Input material >>
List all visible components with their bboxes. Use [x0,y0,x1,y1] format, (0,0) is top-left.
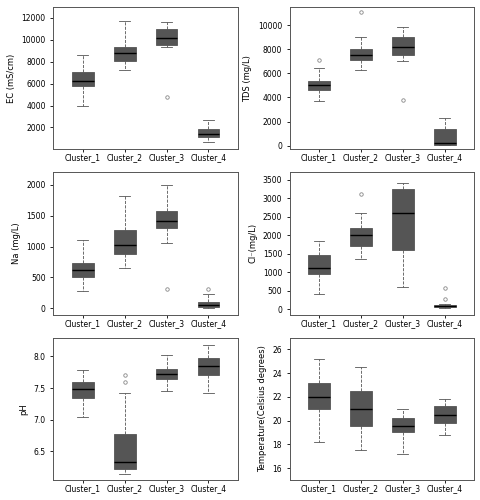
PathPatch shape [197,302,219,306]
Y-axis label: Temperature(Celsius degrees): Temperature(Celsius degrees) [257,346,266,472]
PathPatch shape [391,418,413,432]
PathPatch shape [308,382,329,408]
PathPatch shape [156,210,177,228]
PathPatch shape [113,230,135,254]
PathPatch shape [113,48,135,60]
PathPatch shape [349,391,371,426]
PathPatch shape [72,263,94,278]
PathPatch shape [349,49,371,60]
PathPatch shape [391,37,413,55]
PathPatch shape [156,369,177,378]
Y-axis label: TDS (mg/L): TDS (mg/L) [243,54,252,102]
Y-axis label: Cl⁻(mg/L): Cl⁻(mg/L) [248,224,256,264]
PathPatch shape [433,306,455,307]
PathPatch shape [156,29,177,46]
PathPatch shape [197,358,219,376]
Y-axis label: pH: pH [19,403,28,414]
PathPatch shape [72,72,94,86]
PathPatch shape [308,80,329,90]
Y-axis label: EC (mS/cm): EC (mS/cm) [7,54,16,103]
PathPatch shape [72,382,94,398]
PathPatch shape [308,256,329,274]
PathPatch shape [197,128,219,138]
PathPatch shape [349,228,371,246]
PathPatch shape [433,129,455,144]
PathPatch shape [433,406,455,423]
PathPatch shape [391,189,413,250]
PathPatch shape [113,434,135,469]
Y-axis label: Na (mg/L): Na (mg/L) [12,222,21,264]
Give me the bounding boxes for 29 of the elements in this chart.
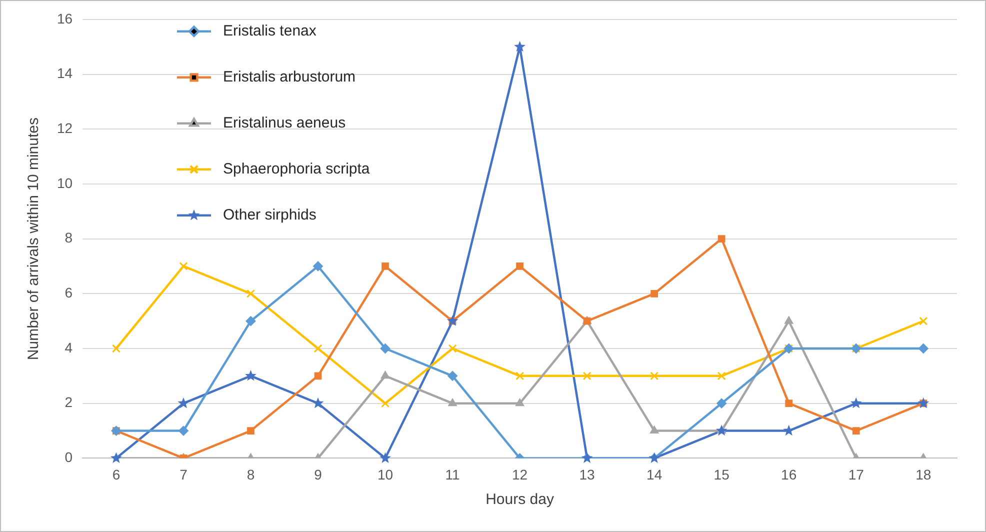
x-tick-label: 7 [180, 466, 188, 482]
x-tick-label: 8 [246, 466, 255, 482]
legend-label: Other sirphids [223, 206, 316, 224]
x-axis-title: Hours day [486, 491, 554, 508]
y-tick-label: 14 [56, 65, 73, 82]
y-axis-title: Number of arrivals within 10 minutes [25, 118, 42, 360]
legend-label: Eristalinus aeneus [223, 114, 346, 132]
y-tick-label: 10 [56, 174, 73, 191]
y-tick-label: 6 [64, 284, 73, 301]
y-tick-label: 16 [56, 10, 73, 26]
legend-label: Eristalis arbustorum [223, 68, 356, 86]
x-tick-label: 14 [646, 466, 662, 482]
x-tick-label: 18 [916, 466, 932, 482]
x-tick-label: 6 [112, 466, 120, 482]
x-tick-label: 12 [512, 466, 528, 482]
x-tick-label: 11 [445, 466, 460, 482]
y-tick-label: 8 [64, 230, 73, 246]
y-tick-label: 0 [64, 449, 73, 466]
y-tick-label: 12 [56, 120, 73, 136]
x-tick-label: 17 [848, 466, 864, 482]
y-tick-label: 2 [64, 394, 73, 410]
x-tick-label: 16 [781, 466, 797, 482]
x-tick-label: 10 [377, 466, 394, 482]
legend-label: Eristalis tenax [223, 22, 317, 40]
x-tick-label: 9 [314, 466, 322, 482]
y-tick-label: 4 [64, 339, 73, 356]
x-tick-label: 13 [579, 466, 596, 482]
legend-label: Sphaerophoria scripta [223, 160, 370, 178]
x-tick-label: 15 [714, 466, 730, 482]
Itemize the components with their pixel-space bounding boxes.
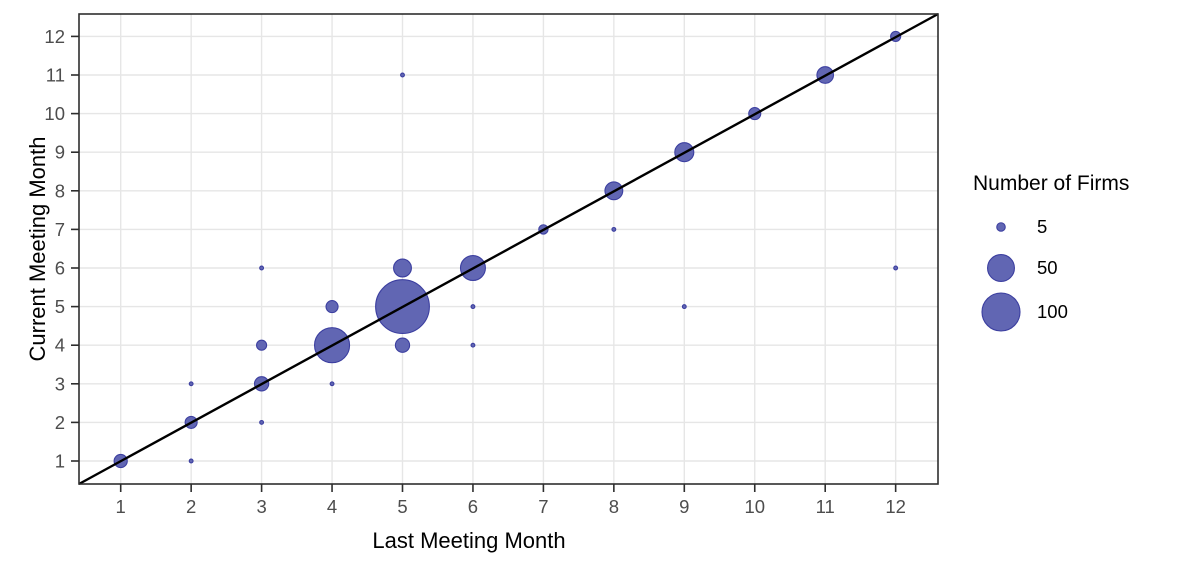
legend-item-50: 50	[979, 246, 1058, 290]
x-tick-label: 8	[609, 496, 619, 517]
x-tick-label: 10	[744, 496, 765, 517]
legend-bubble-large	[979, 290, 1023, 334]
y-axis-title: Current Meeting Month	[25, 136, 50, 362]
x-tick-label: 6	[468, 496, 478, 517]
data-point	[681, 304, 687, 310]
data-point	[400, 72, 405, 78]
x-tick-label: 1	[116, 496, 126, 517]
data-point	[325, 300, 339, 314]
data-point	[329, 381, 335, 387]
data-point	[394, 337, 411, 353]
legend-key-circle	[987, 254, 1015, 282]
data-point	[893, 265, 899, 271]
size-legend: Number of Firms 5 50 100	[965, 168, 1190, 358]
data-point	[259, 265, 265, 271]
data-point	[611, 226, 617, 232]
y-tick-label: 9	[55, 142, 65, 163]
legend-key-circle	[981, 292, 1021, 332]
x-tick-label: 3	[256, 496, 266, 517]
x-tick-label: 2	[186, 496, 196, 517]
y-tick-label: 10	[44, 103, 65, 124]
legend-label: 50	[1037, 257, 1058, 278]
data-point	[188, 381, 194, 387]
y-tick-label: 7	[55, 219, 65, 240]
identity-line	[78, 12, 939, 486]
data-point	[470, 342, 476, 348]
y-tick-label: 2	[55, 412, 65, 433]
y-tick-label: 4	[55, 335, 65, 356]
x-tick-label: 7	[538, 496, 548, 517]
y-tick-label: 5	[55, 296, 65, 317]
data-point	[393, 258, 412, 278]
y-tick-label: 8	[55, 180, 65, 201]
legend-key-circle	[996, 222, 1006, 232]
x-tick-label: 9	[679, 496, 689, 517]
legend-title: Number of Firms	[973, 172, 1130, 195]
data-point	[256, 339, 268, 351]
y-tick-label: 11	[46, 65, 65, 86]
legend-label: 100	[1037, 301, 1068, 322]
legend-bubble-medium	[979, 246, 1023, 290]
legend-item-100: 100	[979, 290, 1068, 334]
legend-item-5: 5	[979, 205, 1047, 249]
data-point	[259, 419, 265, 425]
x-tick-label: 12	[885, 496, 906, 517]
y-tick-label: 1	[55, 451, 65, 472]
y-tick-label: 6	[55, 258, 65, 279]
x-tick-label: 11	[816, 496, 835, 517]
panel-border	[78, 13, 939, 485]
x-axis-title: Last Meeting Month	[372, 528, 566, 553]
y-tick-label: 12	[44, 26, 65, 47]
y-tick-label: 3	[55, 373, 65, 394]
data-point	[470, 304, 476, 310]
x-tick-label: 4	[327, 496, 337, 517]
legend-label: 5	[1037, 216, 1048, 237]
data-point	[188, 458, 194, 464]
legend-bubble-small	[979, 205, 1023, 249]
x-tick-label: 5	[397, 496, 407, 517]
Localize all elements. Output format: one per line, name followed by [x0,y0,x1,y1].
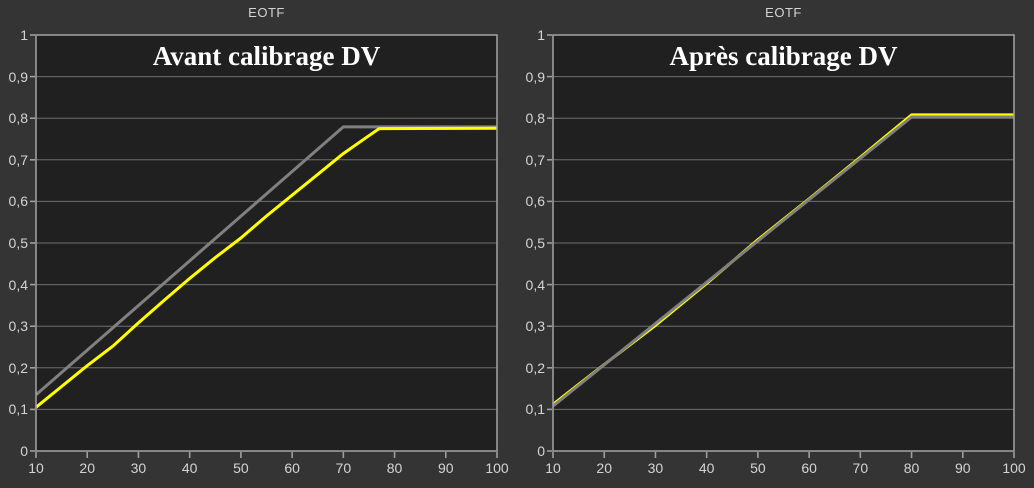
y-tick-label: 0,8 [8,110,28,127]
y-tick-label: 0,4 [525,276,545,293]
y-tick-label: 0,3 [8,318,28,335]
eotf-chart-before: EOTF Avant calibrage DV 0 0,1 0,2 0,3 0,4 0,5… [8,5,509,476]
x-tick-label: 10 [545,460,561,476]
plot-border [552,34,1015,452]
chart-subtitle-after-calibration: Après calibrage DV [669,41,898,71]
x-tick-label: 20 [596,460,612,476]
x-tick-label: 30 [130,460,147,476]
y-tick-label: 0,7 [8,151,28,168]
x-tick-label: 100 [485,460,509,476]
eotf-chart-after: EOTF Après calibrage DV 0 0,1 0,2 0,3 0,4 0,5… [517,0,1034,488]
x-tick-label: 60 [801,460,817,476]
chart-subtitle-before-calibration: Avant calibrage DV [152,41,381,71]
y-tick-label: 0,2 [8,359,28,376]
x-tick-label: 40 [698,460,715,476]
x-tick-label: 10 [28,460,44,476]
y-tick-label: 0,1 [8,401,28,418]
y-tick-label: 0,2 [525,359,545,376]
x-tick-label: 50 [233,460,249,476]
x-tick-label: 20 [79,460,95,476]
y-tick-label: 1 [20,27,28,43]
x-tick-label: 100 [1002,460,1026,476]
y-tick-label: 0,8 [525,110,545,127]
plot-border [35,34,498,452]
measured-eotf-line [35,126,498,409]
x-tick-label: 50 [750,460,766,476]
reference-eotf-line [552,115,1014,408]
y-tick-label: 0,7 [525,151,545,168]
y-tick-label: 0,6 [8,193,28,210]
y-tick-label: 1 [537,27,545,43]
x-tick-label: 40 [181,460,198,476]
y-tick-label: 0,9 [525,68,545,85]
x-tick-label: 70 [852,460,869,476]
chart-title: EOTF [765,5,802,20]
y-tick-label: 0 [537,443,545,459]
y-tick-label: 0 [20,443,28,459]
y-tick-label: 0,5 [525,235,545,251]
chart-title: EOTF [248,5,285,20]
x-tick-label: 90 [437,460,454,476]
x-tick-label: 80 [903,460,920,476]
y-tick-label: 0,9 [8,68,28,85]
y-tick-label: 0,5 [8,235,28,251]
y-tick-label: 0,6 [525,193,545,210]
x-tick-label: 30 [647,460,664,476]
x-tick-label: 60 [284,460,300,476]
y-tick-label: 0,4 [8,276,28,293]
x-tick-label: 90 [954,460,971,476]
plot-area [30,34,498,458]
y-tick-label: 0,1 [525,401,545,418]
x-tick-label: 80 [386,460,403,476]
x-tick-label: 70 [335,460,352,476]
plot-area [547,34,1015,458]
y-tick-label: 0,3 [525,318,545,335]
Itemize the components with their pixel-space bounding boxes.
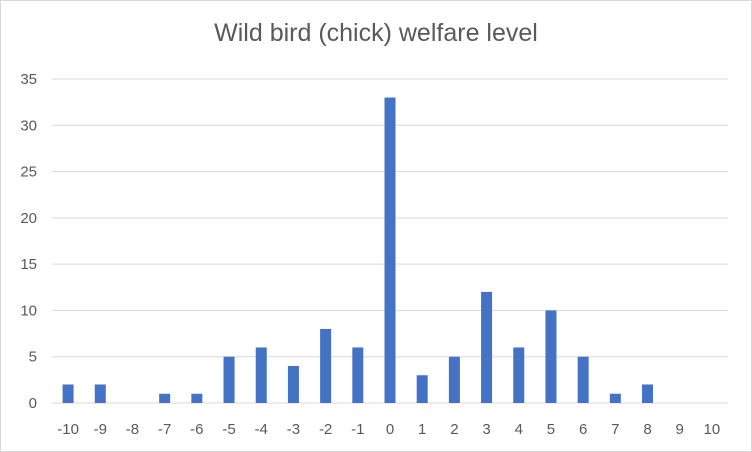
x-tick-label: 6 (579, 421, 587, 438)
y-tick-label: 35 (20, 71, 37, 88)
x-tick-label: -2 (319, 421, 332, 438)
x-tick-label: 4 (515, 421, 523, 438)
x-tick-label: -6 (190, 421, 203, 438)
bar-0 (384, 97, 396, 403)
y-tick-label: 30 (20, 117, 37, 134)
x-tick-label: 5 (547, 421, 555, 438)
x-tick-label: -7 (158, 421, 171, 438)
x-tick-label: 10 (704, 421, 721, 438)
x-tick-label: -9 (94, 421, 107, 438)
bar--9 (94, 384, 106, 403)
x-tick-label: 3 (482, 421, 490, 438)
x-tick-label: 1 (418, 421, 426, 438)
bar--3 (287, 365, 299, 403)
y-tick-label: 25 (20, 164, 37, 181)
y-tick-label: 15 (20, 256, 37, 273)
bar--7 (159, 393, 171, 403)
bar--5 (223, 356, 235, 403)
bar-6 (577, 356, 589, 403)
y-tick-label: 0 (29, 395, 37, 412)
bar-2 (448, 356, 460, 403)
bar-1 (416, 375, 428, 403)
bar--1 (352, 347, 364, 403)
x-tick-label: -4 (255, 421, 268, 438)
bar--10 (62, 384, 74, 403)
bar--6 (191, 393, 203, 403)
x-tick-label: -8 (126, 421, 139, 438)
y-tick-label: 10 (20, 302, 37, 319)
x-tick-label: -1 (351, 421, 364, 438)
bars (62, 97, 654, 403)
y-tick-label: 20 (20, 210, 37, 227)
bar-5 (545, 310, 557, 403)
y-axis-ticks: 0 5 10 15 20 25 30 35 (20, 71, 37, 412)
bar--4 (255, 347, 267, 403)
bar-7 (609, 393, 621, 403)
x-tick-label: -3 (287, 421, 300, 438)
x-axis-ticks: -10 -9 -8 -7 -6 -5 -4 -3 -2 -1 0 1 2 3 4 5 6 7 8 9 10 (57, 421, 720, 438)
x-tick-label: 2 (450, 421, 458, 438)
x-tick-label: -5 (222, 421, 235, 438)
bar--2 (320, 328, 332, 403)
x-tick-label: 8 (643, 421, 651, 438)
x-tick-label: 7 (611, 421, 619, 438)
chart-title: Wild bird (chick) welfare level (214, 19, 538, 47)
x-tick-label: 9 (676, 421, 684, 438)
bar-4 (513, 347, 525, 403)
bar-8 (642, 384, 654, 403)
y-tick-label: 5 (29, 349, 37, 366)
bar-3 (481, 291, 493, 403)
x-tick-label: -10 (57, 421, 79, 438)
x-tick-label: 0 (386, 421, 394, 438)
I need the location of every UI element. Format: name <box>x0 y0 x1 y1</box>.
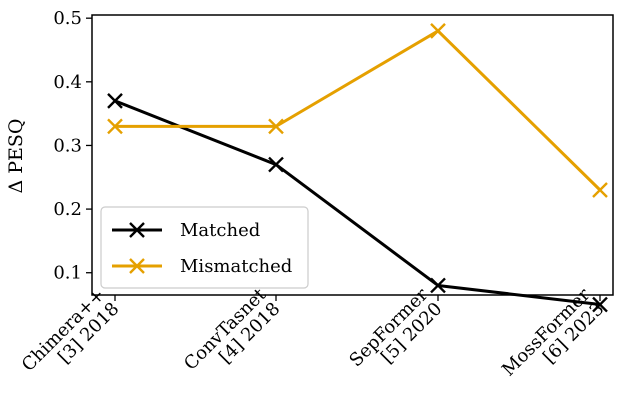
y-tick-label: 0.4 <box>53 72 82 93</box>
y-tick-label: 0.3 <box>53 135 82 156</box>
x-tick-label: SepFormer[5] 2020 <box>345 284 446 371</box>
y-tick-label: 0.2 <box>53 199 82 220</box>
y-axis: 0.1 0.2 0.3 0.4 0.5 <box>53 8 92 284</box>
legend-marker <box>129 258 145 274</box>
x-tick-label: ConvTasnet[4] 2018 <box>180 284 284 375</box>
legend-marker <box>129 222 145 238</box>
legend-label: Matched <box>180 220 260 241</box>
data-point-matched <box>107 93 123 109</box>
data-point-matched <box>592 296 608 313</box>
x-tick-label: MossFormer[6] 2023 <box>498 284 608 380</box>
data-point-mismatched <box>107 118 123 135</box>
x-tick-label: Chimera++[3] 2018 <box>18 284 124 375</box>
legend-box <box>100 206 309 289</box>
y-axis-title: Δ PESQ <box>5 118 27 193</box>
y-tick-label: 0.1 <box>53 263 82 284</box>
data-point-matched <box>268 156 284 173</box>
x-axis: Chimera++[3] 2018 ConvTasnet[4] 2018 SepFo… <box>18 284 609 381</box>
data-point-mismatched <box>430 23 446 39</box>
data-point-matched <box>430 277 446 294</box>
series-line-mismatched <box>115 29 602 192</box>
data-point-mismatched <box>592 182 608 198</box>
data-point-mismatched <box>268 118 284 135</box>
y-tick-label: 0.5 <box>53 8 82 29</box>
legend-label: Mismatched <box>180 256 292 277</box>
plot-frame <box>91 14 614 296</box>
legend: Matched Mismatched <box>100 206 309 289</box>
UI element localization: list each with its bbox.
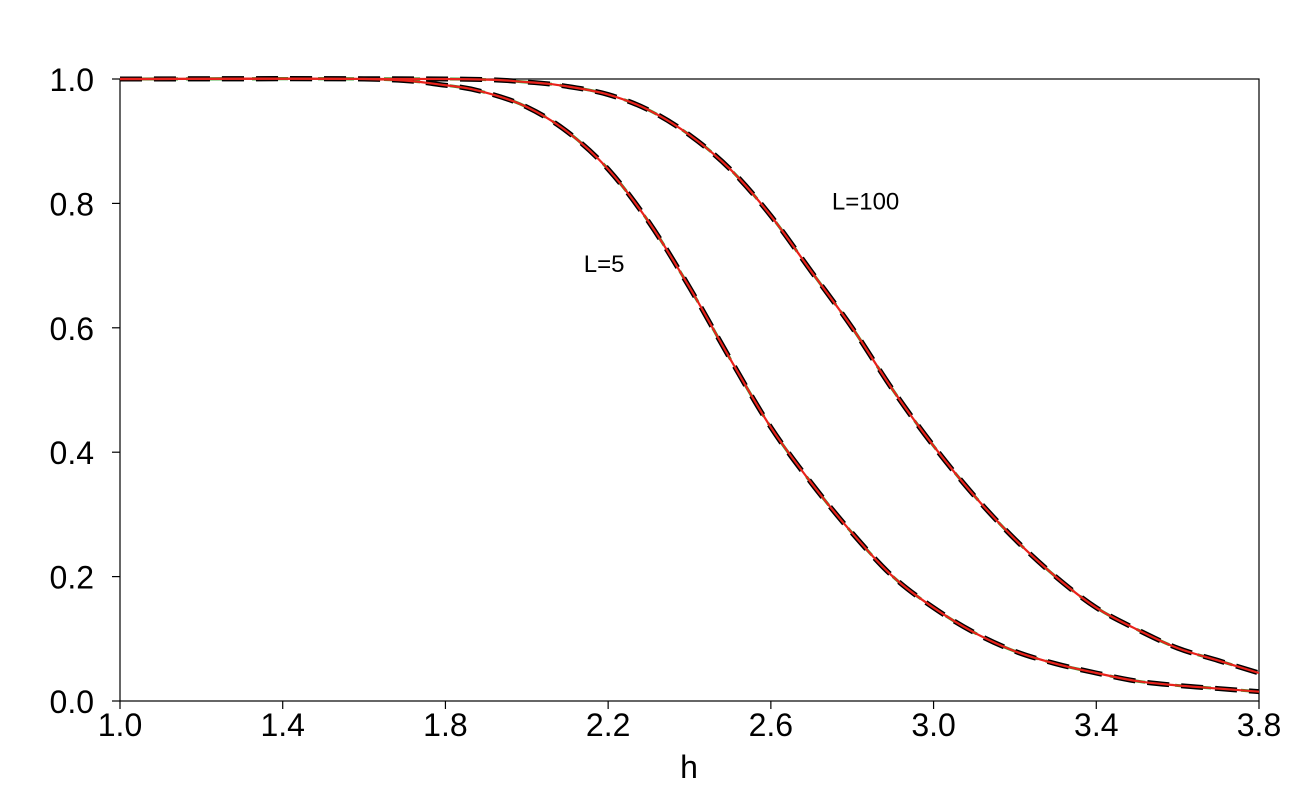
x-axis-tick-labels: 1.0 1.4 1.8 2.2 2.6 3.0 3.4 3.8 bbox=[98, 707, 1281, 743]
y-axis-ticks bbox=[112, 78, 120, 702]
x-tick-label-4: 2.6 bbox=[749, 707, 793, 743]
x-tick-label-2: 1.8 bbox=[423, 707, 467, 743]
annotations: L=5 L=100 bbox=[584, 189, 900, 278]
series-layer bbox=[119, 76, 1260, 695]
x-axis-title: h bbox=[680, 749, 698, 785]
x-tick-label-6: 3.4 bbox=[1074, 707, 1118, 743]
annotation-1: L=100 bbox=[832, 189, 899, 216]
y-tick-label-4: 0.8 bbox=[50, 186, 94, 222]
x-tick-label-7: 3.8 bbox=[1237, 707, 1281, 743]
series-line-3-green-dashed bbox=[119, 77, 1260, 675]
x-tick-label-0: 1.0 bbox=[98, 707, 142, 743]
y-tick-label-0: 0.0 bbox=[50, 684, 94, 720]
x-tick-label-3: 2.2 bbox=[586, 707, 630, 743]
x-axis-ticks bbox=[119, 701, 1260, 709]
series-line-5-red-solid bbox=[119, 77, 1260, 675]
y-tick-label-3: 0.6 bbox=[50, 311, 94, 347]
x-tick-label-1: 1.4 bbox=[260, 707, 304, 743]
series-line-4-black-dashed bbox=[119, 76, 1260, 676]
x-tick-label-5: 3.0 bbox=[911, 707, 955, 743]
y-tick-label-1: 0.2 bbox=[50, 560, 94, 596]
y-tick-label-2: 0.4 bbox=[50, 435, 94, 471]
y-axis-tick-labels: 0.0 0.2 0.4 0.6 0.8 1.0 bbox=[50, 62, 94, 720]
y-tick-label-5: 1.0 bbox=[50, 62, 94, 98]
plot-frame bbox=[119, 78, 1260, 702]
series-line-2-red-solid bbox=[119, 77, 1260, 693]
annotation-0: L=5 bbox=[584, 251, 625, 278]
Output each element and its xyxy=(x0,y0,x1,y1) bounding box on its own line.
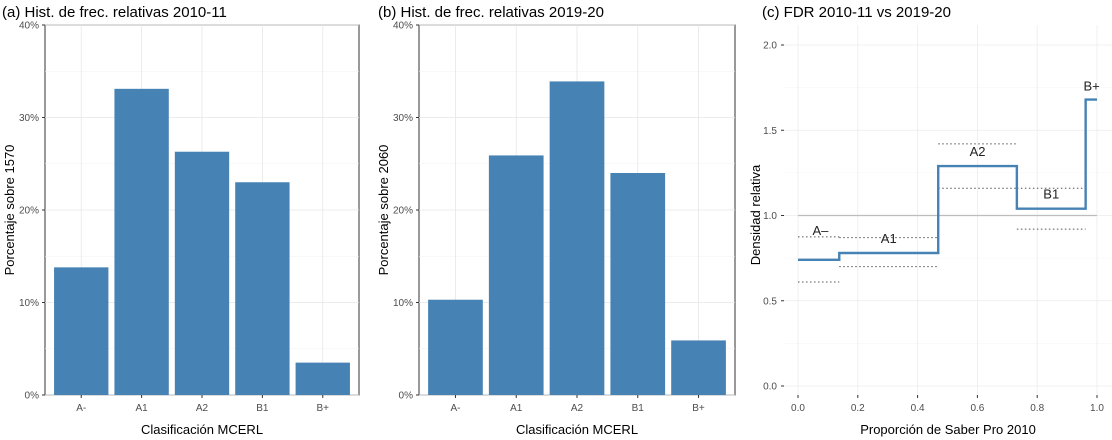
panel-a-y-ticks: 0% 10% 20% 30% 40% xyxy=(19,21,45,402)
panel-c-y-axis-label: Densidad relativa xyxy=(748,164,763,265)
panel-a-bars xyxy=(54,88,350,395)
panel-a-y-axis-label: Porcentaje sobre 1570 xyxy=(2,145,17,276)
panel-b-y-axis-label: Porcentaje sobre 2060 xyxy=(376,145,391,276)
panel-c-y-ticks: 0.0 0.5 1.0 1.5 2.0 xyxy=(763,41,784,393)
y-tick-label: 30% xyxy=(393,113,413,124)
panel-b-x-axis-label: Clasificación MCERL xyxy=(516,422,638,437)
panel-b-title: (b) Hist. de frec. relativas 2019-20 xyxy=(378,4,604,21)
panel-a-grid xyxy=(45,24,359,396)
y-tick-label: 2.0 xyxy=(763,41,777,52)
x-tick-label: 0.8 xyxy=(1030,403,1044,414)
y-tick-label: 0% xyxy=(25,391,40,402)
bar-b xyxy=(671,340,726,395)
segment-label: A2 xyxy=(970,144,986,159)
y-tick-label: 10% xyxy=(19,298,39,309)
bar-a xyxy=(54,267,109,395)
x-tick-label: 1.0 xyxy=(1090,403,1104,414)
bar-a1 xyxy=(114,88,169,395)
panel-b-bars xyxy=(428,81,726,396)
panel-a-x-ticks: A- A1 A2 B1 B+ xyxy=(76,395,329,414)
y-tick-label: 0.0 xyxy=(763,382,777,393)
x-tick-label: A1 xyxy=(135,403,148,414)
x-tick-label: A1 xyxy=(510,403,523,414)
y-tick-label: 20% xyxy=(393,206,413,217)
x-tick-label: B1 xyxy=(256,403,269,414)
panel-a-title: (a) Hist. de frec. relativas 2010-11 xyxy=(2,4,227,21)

Exercise directions >>
In the records above, take the lines from the one containing "x-axis-tick-labels: 1.0 1.4" up to and including the one containing "Output each element", and arrange them as a JSON list of strings with one string per line and blank lines left out.

Exercise response >>
[
  "x-axis-tick-labels: 1.0 1.4 1.8 2.2 2.6 3.0 3.4 3.8 bbox=[98, 707, 1281, 743]",
  "y-axis-ticks bbox=[112, 78, 120, 702]",
  "x-tick-label-4: 2.6 bbox=[749, 707, 793, 743]",
  "x-tick-label-2: 1.8 bbox=[423, 707, 467, 743]",
  "annotations: L=5 L=100 bbox=[584, 189, 900, 278]",
  "series-layer bbox=[119, 76, 1260, 695]",
  "x-axis-title: h bbox=[680, 749, 698, 785]",
  "x-tick-label-6: 3.4 bbox=[1074, 707, 1118, 743]",
  "annotation-1: L=100 bbox=[832, 189, 899, 216]",
  "y-tick-label-4: 0.8 bbox=[50, 186, 94, 222]",
  "x-tick-label-7: 3.8 bbox=[1237, 707, 1281, 743]",
  "series-line-3-green-dashed bbox=[119, 77, 1260, 675]",
  "x-tick-label-0: 1.0 bbox=[98, 707, 142, 743]",
  "y-tick-label-0: 0.0 bbox=[50, 684, 94, 720]",
  "x-tick-label-3: 2.2 bbox=[586, 707, 630, 743]",
  "x-axis-ticks bbox=[119, 701, 1260, 709]",
  "series-line-5-red-solid bbox=[119, 77, 1260, 675]",
  "y-tick-label-3: 0.6 bbox=[50, 311, 94, 347]",
  "x-tick-label-1: 1.4 bbox=[260, 707, 304, 743]",
  "series-line-4-black-dashed bbox=[119, 76, 1260, 676]",
  "x-tick-label-5: 3.0 bbox=[911, 707, 955, 743]",
  "y-tick-label-1: 0.2 bbox=[50, 560, 94, 596]",
  "y-tick-label-2: 0.4 bbox=[50, 435, 94, 471]",
  "y-axis-tick-labels: 0.0 0.2 0.4 0.6 0.8 1.0 bbox=[50, 62, 94, 720]",
  "y-tick-label-5: 1.0 bbox=[50, 62, 94, 98]",
  "plot-frame bbox=[119, 78, 1260, 702]",
  "series-line-2-red-solid bbox=[119, 77, 1260, 693]",
  "annotation-0: L=5 bbox=[584, 251, 625, 278]",
  "Output each element and its xyxy=(x0,y0,x1,y1) bounding box on its own line."
]